▽
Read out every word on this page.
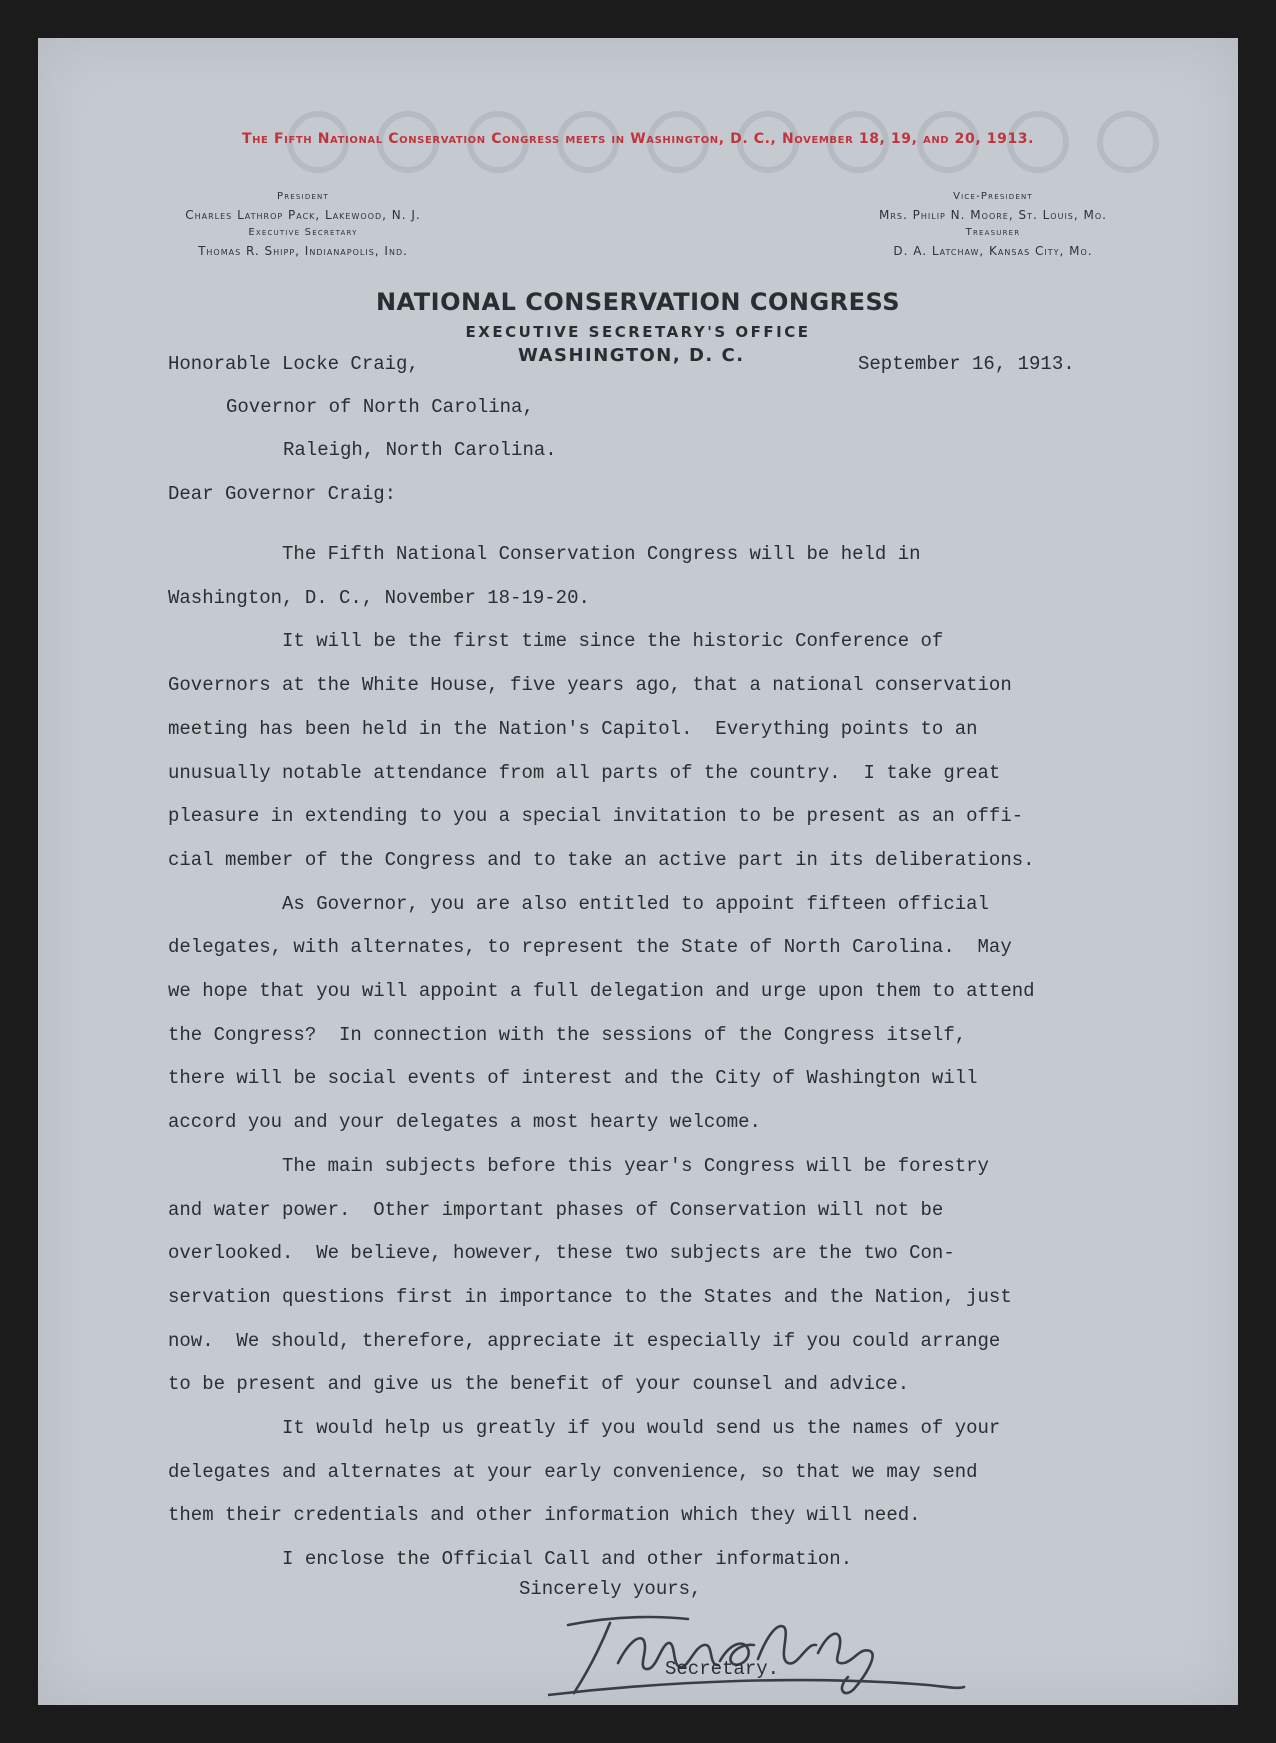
The Fifth National Conservation Congress meets in Washington, D. C., November 18, 19, and 20, 1913.
President
Charles Lathrop Pack, Lakewood, N. J.
Executive Secretary
Thomas R. Shipp, Indianapolis, Ind.
Vice-President
Mrs. Philip N. Moore, St. Louis, Mo.
Treasurer
D. A. Latchaw, Kansas City, Mo.
NATIONAL CONSERVATION CONGRESS
EXECUTIVE SECRETARY'S OFFICE
WASHINGTON, D. C.	September 16, 1913.
Honorable Locke Craig,
Governor of North Carolina,
Raleigh, North Carolina.
Dear Governor Craig:
The Fifth National Conservation Congress will be held in
Washington, D. C., November 18-19-20.
It will be the first time since the historic Conference of
Governors at the White House, five years ago, that a national conservation
meeting has been held in the Nation's Capitol.  Everything points to an
unusually notable attendance from all parts of the country.  I take great
pleasure in extending to you a special invitation to be present as an offi-
cial member of the Congress and to take an active part in its deliberations.
As Governor, you are also entitled to appoint fifteen official
delegates, with alternates, to represent the State of North Carolina.  May
we hope that you will appoint a full delegation and urge upon them to attend
the Congress?  In connection with the sessions of the Congress itself,
there will be social events of interest and the City of Washington will
accord you and your delegates a most hearty welcome.
The main subjects before this year's Congress will be forestry
and water power.  Other important phases of Conservation will not be
overlooked.  We believe, however, these two subjects are the two Con-
servation questions first in importance to the States and the Nation, just
now.  We should, therefore, appreciate it especially if you could arrange
to be present and give us the benefit of your counsel and advice.
It would help us greatly if you would send us the names of your
delegates and alternates at your early convenience, so that we may send
them their credentials and other information which they will need.
I enclose the Official Call and other information.
Sincerely yours,
Secretary.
△
#### [Problem requirements]
Copy out all of the data word for word. Do not carry over any picture.

#### [Response to the task]
Read out every word on this page.
The Fifth National Conservation Congress meets in Washington, D. C., November 18, 19, and 20, 1913.
President
Charles Lathrop Pack, Lakewood, N. J.
Executive Secretary
Thomas R. Shipp, Indianapolis, Ind.
Vice-President
Mrs. Philip N. Moore, St. Louis, Mo.
Treasurer
D. A. Latchaw, Kansas City, Mo.
NATIONAL CONSERVATION CONGRESS
EXECUTIVE SECRETARY'S OFFICE
WASHINGTON, D. C.	September 16, 1913.
Honorable Locke Craig,
Governor of North Carolina,
Raleigh, North Carolina.
Dear Governor Craig:
The Fifth National Conservation Congress will be held in
Washington, D. C., November 18-19-20.
It will be the first time since the historic Conference of
Governors at the White House, five years ago, that a national conservation
meeting has been held in the Nation's Capitol.  Everything points to an
unusually notable attendance from all parts of the country.  I take great
pleasure in extending to you a special invitation to be present as an offi-
cial member of the Congress and to take an active part in its deliberations.
As Governor, you are also entitled to appoint fifteen official
delegates, with alternates, to represent the State of North Carolina.  May
we hope that you will appoint a full delegation and urge upon them to attend
the Congress?  In connection with the sessions of the Congress itself,
there will be social events of interest and the City of Washington will
accord you and your delegates a most hearty welcome.
The main subjects before this year's Congress will be forestry
and water power.  Other important phases of Conservation will not be
overlooked.  We believe, however, these two subjects are the two Con-
servation questions first in importance to the States and the Nation, just
now.  We should, therefore, appreciate it especially if you could arrange
to be present and give us the benefit of your counsel and advice.
It would help us greatly if you would send us the names of your
delegates and alternates at your early convenience, so that we may send
them their credentials and other information which they will need.
I enclose the Official Call and other information.
Sincerely yours,
Secretary.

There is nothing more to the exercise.